Records for this exercise =>
════

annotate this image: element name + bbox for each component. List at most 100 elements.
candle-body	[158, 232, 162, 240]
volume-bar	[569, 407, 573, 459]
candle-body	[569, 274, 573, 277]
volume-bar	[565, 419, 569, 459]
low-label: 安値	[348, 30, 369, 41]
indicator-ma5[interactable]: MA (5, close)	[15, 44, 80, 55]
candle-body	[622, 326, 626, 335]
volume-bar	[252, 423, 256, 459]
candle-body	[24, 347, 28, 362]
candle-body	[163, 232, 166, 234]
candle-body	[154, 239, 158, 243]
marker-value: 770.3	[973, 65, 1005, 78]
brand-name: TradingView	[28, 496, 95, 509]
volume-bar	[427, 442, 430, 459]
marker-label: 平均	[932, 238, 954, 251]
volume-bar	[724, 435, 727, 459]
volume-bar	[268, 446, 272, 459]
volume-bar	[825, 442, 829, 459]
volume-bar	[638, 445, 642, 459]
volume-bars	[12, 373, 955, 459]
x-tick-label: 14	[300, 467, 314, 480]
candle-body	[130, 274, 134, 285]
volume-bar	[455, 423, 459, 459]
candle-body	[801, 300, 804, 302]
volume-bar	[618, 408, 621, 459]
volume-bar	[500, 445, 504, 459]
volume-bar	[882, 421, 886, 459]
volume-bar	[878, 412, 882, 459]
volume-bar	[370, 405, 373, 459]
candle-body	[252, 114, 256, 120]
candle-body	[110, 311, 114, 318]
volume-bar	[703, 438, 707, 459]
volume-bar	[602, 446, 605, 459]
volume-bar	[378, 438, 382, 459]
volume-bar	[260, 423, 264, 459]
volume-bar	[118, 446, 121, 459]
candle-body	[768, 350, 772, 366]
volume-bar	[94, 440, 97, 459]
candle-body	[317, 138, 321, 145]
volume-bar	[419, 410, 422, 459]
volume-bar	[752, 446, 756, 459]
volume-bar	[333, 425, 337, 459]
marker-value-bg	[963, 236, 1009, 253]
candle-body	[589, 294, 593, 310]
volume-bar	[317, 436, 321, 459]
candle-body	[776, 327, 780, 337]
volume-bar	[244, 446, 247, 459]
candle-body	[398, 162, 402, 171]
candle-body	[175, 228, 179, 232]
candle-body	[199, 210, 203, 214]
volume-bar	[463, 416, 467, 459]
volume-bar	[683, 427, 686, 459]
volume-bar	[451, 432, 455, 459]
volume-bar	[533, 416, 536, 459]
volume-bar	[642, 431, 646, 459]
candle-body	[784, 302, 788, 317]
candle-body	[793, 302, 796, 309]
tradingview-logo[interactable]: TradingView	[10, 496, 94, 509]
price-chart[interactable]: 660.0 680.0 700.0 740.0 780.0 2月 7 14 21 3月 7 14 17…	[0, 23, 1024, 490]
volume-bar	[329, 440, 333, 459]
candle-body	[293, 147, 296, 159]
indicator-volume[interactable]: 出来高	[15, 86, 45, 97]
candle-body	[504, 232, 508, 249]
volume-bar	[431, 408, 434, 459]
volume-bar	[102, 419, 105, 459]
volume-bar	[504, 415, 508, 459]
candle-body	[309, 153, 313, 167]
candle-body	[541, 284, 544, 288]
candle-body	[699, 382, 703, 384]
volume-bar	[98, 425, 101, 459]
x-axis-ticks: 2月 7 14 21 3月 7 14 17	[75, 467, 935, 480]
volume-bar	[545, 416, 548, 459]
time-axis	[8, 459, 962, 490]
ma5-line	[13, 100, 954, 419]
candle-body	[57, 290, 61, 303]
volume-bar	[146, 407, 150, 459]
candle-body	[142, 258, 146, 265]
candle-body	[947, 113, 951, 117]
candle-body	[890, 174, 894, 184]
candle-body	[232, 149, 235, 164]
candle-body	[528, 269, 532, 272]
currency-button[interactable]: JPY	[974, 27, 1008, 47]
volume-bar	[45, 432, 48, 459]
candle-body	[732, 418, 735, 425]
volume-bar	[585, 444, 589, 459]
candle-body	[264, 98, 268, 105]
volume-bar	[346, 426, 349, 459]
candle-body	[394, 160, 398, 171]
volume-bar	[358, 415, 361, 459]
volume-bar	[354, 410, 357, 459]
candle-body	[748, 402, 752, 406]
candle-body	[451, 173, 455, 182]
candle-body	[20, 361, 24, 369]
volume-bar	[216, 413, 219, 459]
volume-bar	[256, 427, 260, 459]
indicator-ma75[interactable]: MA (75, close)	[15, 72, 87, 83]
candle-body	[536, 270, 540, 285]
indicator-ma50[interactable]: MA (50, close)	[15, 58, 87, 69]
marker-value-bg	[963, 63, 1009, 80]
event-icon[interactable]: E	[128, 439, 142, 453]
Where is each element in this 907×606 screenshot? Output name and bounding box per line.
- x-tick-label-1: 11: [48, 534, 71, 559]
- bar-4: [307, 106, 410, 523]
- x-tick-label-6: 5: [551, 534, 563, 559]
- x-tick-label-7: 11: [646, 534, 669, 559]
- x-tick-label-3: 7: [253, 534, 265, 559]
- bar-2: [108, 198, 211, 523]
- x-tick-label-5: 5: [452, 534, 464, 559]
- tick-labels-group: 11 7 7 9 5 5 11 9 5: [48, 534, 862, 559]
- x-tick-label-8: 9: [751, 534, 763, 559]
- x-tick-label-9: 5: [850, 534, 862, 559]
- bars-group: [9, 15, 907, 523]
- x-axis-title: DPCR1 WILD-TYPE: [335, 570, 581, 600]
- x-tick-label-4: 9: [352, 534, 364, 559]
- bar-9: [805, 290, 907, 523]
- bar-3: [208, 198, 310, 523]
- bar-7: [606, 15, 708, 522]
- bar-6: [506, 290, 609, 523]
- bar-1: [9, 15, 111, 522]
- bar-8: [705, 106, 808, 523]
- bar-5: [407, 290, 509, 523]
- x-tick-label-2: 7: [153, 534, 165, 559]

════

Exercise prompt => Can you convert all the lines above into a numbered list, leaving out any blank lines?

Problem solution =>
1. annotate this image: element name + bbox for each component. List at most 100 elements.
2. candle-body	[158, 232, 162, 240]
3. volume-bar	[569, 407, 573, 459]
4. candle-body	[569, 274, 573, 277]
5. volume-bar	[565, 419, 569, 459]
6. low-label: 安値	[348, 30, 369, 41]
7. indicator-ma5[interactable]: MA (5, close)	[15, 44, 80, 55]
8. candle-body	[622, 326, 626, 335]
9. volume-bar	[252, 423, 256, 459]
10. candle-body	[24, 347, 28, 362]
11. candle-body	[163, 232, 166, 234]
12. candle-body	[154, 239, 158, 243]
13. marker-value: 770.3	[973, 65, 1005, 78]
14. brand-name: TradingView	[28, 496, 95, 509]
15. volume-bar	[427, 442, 430, 459]
16. marker-label: 平均	[932, 238, 954, 251]
17. volume-bar	[724, 435, 727, 459]
18. volume-bar	[268, 446, 272, 459]
19. volume-bar	[825, 442, 829, 459]
20. volume-bar	[638, 445, 642, 459]
21. volume-bars	[12, 373, 955, 459]
22. x-tick-label: 14	[300, 467, 314, 480]
23. candle-body	[130, 274, 134, 285]
24. volume-bar	[455, 423, 459, 459]
25. candle-body	[801, 300, 804, 302]
26. volume-bar	[618, 408, 621, 459]
27. volume-bar	[500, 445, 504, 459]
28. volume-bar	[882, 421, 886, 459]
29. volume-bar	[878, 412, 882, 459]
30. volume-bar	[370, 405, 373, 459]
31. candle-body	[252, 114, 256, 120]
32. candle-body	[110, 311, 114, 318]
33. volume-bar	[703, 438, 707, 459]
34. volume-bar	[602, 446, 605, 459]
35. volume-bar	[378, 438, 382, 459]
36. volume-bar	[260, 423, 264, 459]
37. volume-bar	[118, 446, 121, 459]
38. candle-body	[768, 350, 772, 366]
39. volume-bar	[94, 440, 97, 459]
40. candle-body	[317, 138, 321, 145]
41. volume-bar	[419, 410, 422, 459]
42. volume-bar	[752, 446, 756, 459]
43. volume-bar	[333, 425, 337, 459]
44. marker-value-bg	[963, 236, 1009, 253]
45. candle-body	[589, 294, 593, 310]
46. volume-bar	[317, 436, 321, 459]
47. candle-body	[776, 327, 780, 337]
48. volume-bar	[244, 446, 247, 459]
49. candle-body	[398, 162, 402, 171]
50. candle-body	[175, 228, 179, 232]
51. candle-body	[199, 210, 203, 214]
52. volume-bar	[463, 416, 467, 459]
53. volume-bar	[683, 427, 686, 459]
54. volume-bar	[451, 432, 455, 459]
55. volume-bar	[533, 416, 536, 459]
56. volume-bar	[642, 431, 646, 459]
57. candle-body	[784, 302, 788, 317]
58. candle-body	[793, 302, 796, 309]
59. tradingview-logo[interactable]: TradingView	[10, 496, 94, 509]
60. price-chart[interactable]: 660.0 680.0 700.0 740.0 780.0 2月 7 14 21 3月 7 14 17…	[0, 23, 1024, 490]
61. volume-bar	[329, 440, 333, 459]
62. candle-body	[293, 147, 296, 159]
63. indicator-volume[interactable]: 出来高	[15, 86, 45, 97]
64. candle-body	[504, 232, 508, 249]
65. volume-bar	[431, 408, 434, 459]
66. volume-bar	[102, 419, 105, 459]
67. volume-bar	[504, 415, 508, 459]
68. candle-body	[309, 153, 313, 167]
69. candle-body	[541, 284, 544, 288]
70. candle-body	[699, 382, 703, 384]
71. volume-bar	[98, 425, 101, 459]
72. x-axis-ticks: 2月 7 14 21 3月 7 14 17	[75, 467, 935, 480]
73. volume-bar	[545, 416, 548, 459]
74. time-axis	[8, 459, 962, 490]
75. ma5-line	[13, 100, 954, 419]
76. candle-body	[57, 290, 61, 303]
77. volume-bar	[146, 407, 150, 459]
78. candle-body	[142, 258, 146, 265]
79. candle-body	[947, 113, 951, 117]
80. candle-body	[890, 174, 894, 184]
81. candle-body	[232, 149, 235, 164]
82. candle-body	[528, 269, 532, 272]
83. currency-button[interactable]: JPY	[974, 27, 1008, 47]
84. volume-bar	[45, 432, 48, 459]
85. candle-body	[732, 418, 735, 425]
86. volume-bar	[585, 444, 589, 459]
87. candle-body	[264, 98, 268, 105]
88. volume-bar	[346, 426, 349, 459]
89. candle-body	[394, 160, 398, 171]
90. volume-bar	[358, 415, 361, 459]
91. volume-bar	[354, 410, 357, 459]
92. candle-body	[748, 402, 752, 406]
93. candle-body	[451, 173, 455, 182]
94. candle-body	[20, 361, 24, 369]
95. volume-bar	[216, 413, 219, 459]
96. volume-bar	[256, 427, 260, 459]
97. indicator-ma75[interactable]: MA (75, close)	[15, 72, 87, 83]
98. candle-body	[536, 270, 540, 285]
99. indicator-ma50[interactable]: MA (50, close)	[15, 58, 87, 69]
100. marker-value-bg	[963, 63, 1009, 80]
101. event-icon[interactable]: E	[128, 439, 142, 453]
102. Where is each element in this 907×606 screenshot? Output name and bounding box per line.
103. - x-tick-label-1: 11: [48, 534, 71, 559]
104. - bar-4: [307, 106, 410, 523]
105. - x-tick-label-6: 5: [551, 534, 563, 559]
106. - x-tick-label-7: 11: [646, 534, 669, 559]
107. - x-tick-label-3: 7: [253, 534, 265, 559]
108. - bar-2: [108, 198, 211, 523]
109. - x-tick-label-5: 5: [452, 534, 464, 559]
110. - tick-labels-group: 11 7 7 9 5 5 11 9 5: [48, 534, 862, 559]
111. - x-tick-label-8: 9: [751, 534, 763, 559]
112. - x-tick-label-9: 5: [850, 534, 862, 559]
113. - bars-group: [9, 15, 907, 523]
114. - x-axis-title: DPCR1 WILD-TYPE: [335, 570, 581, 600]
115. - x-tick-label-4: 9: [352, 534, 364, 559]
116. - bar-9: [805, 290, 907, 523]
117. - bar-3: [208, 198, 310, 523]
118. - bar-7: [606, 15, 708, 522]
119. - bar-6: [506, 290, 609, 523]
120. - bar-1: [9, 15, 111, 522]
121. - bar-8: [705, 106, 808, 523]
122. - bar-5: [407, 290, 509, 523]
123. - x-tick-label-2: 7: [153, 534, 165, 559]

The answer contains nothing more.